* [Passage to read]:
------------------------------------------------

OpenDDS can now be cross-compiled on MacOS

Currently, MacOS supports different processor types (Intel and ARM). Assume an Intel-based build host and that a native build of OpenDDS is available in $HOST_DDS. To build for an ARM processor, one could use the configure script as follows:

./configure --target=macos-cross --host-tools=$HOST_DDS --target-arch=arm64-apple-macos

Anonymous Types in Unions

Anonymous sequences and arrays can now be used in union branches. This example demonstrates what is now possible:

union UnionType switch (int32) {
case 0:
  sequence<uint16> anon_u16_seq;
case 1:
  uint32 anon_u32_array[2];
};

Content Subscription for DynamicDataReaders

Query conditions allow the middleware to filter samples using a SQL-like expression. Content-Filtered Topics allow the user to apply a filter expression to create a new topic. These features are now supported for DynamicDataReaders and DynamicDataWriters can also take advantage of content filtering to make communication more efficient in certain circumstances. As shown in the QueryCondition test and ContentFilteredTopic test, create_querycondition can be called on a DynamicDataReader and that create_datareader can be called with a content-filtered topic that was created with dynamic type support. This work is one more step toward feature parity between dynamic DataWriters and DataReaders and their statically typed counterparts.

Secure writers and reader in the same participant can now associate

The test battery contains a scenario where a secure participant creates both a writer and a reader that associate. However, the security settings were so lax that they tested very little. With more strict security settings, the association failed because information that was normally generated during secure discovery was not available. The fix was to bypass authentication and key exchange in this case.

RtpsRelay Hardening

The RtpsRelay is a horizontally scalable service that forwards RTPS packets. It is used to connect (secure) OpenDDS participants that need to operate over the Internet. As such, the RtpsRelay is exposed to some of the adverse conditions on the Internet. OpenDDS 3.24.0 adds two new features to deal with these conditions.

First, the -MaxAddrSetSize controls the maximum number of IP:port pairs that the RtpsRelay will maintain for a client participant. Usually, packets from a client participant will arrive from a single IP:port. There are even legitimate cases, like when a mobile phone transitions to or from WiFi, where a client participant may be using multiple IP:port pairs to communicate. However, some routers and network configurations are broken and use a different outgoing port for each packet. This options allows such packets to be rejected when the number of IP:port pairs for a client participant exceeds the given limit and limits the size of the internal maps used by the RtpsRelay. IP:port pairs that are inactive are eventually purged from the internal maps (see the -Lifespan option).

------------------------------------------------

* [Records]:
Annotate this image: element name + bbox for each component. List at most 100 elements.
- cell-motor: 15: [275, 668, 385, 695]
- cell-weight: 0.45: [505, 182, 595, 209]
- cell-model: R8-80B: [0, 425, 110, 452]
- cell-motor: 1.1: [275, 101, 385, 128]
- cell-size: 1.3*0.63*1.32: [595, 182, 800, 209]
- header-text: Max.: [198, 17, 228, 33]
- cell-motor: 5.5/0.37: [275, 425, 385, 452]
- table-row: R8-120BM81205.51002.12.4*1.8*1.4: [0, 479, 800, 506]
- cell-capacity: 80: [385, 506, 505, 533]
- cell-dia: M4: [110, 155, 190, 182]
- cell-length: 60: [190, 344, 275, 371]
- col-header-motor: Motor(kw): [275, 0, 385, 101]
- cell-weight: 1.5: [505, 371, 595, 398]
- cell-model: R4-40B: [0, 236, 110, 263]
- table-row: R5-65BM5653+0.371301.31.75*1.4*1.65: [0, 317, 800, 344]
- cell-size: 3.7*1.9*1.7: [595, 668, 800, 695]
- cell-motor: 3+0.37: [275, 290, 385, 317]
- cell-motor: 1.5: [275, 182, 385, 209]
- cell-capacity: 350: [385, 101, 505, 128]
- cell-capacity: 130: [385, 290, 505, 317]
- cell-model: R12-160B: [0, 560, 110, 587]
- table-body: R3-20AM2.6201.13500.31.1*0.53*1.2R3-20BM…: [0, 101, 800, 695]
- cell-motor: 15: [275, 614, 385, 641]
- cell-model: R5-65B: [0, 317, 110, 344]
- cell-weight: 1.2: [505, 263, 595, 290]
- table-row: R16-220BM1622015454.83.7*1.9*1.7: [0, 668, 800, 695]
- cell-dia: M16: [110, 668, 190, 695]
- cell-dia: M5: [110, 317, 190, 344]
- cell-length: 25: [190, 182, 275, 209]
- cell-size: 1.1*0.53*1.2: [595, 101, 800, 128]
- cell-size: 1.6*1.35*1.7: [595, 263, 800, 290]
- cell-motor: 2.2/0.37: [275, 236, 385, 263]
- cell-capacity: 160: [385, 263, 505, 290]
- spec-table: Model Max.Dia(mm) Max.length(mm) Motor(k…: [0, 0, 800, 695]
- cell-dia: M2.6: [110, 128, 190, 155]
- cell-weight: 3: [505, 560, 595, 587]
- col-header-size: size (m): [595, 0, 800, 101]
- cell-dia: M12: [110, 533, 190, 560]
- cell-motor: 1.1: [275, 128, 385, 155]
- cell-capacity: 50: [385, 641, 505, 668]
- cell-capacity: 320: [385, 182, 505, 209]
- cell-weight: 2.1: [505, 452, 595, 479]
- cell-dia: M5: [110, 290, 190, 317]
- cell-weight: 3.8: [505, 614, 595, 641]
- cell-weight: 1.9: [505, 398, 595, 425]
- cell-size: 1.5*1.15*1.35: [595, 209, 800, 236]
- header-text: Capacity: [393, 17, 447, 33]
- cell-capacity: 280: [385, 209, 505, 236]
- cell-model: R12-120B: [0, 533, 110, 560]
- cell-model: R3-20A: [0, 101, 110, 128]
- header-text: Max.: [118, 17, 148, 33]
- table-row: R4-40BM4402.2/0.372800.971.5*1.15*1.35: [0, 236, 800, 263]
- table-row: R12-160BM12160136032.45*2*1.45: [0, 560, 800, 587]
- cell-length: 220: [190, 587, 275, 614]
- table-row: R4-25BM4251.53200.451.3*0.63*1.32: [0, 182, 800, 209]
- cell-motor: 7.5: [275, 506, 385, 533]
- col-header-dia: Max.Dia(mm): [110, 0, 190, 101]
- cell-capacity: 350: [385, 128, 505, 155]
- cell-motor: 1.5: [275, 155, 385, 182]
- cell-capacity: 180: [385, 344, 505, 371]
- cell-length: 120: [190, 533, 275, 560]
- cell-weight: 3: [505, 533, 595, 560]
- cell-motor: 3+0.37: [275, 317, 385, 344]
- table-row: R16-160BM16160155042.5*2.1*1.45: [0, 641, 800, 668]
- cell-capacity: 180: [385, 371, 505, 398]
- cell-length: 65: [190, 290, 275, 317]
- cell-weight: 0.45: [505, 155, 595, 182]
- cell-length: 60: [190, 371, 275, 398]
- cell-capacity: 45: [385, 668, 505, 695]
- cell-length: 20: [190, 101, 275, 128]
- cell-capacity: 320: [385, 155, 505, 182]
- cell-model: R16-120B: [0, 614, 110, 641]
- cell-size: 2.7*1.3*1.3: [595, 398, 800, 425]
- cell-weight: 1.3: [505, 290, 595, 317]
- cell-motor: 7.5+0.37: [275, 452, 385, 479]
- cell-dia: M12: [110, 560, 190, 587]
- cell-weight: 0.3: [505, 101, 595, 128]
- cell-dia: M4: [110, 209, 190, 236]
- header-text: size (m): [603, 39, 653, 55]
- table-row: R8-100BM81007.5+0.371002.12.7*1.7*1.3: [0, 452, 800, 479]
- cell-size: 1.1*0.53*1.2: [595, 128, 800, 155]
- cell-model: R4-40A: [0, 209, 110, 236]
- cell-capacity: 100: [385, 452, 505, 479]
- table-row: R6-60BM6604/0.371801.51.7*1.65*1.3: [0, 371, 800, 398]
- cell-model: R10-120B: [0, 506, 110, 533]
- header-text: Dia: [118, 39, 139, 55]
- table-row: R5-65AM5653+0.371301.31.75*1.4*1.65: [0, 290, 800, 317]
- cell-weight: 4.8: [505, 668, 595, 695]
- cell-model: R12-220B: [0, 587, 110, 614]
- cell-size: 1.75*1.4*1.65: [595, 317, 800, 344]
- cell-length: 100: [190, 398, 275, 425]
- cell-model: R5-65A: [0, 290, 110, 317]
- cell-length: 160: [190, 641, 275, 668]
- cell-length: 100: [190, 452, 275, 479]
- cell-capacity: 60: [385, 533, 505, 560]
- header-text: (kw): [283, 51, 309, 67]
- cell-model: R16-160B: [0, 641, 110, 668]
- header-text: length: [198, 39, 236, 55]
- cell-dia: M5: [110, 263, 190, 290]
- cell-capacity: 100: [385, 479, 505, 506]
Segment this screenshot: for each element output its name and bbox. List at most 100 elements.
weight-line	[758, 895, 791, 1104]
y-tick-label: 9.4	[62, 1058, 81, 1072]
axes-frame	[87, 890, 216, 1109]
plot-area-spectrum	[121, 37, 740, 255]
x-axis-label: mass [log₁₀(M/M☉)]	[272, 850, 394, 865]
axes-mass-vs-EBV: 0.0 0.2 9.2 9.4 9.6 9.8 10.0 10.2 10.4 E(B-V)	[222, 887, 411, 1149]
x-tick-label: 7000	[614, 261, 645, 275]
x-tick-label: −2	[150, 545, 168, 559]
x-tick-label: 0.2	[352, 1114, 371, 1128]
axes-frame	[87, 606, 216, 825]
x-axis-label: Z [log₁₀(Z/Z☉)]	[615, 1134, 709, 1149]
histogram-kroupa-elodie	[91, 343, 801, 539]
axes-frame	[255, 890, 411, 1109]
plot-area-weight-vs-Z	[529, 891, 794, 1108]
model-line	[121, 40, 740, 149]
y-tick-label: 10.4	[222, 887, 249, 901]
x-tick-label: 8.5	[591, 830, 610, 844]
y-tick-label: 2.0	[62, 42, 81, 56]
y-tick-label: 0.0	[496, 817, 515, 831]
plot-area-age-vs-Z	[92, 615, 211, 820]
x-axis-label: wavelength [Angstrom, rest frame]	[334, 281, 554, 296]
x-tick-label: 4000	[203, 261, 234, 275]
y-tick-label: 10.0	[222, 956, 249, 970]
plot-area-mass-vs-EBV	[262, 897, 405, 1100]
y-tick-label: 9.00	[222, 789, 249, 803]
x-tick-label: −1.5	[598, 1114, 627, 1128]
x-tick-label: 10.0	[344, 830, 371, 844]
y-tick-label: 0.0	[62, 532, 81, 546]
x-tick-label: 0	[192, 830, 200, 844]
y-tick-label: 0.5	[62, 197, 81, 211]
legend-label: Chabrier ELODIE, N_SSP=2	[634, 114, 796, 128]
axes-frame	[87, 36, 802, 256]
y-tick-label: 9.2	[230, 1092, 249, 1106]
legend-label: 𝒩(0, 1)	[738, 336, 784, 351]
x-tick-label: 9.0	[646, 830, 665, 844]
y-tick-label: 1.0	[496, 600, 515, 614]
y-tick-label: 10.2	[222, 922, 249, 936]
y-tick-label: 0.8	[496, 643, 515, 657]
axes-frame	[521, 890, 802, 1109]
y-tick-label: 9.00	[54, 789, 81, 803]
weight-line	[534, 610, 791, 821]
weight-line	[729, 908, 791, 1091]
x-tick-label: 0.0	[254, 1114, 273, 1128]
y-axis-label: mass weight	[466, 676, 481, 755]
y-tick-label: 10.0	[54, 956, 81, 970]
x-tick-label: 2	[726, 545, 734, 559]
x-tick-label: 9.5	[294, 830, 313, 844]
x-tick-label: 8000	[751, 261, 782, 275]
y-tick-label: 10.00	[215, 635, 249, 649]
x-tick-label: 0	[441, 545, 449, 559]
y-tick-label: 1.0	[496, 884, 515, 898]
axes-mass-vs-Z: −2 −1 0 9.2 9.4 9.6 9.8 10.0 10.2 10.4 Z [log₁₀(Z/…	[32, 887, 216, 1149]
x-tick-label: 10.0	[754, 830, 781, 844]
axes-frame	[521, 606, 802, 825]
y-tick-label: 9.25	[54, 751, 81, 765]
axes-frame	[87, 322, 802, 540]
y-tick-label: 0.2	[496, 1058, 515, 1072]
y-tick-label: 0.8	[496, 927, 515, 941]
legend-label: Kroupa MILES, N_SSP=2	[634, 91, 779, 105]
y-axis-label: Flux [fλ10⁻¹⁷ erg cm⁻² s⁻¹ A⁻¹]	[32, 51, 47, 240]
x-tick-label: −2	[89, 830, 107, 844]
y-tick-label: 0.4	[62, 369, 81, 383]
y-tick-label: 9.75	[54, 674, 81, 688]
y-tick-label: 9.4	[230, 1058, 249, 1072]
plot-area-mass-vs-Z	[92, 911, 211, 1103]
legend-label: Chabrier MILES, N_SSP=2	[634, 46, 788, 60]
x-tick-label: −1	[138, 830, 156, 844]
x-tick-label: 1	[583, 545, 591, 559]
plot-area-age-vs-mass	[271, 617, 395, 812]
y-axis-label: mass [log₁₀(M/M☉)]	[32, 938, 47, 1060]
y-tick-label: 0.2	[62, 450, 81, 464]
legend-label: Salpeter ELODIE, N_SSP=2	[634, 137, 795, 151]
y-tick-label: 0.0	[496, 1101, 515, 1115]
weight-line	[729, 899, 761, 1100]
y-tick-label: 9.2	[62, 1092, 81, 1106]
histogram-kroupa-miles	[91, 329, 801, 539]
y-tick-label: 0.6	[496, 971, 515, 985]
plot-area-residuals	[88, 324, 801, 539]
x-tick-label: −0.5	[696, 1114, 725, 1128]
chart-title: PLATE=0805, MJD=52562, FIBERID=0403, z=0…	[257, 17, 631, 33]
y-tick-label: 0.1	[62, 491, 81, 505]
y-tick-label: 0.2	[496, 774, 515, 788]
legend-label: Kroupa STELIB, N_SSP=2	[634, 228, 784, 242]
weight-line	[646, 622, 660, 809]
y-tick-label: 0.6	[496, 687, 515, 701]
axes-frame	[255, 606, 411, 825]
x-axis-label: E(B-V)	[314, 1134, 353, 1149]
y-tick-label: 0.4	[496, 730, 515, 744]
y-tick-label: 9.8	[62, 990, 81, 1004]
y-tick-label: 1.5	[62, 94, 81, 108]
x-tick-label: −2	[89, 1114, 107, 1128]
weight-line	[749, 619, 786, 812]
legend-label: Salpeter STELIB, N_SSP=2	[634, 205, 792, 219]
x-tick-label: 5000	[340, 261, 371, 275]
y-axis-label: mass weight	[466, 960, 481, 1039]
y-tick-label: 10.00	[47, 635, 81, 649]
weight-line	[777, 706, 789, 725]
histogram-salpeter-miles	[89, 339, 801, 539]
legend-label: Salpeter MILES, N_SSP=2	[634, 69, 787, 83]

------------------------------------------------

* [Explore the material]:
1 - List every section heading in the OpenDDS passage.
2 - Echo a part of the OpenDDS passage word for word, starting at the words "The test battery" and ending after the words "in this case.".
You won't need the records for anything here.

* [List of solutions]:
1 -
- OpenDDS can now be cross-compiled on MacOS
- Anonymous Types in Unions
- Content Subscription for DynamicDataReaders
- Secure writers and reader in the same participant can now associate
- RtpsRelay Hardening

2 -
The test battery contains a scenario where a secure participant creates both a writer and a reader that associate. However, the security settings were so lax that they tested very little. With more strict security settings, the association failed because information that was normally generated during secure discovery was not available. The fix was to bypass authentication and key exchange in this case.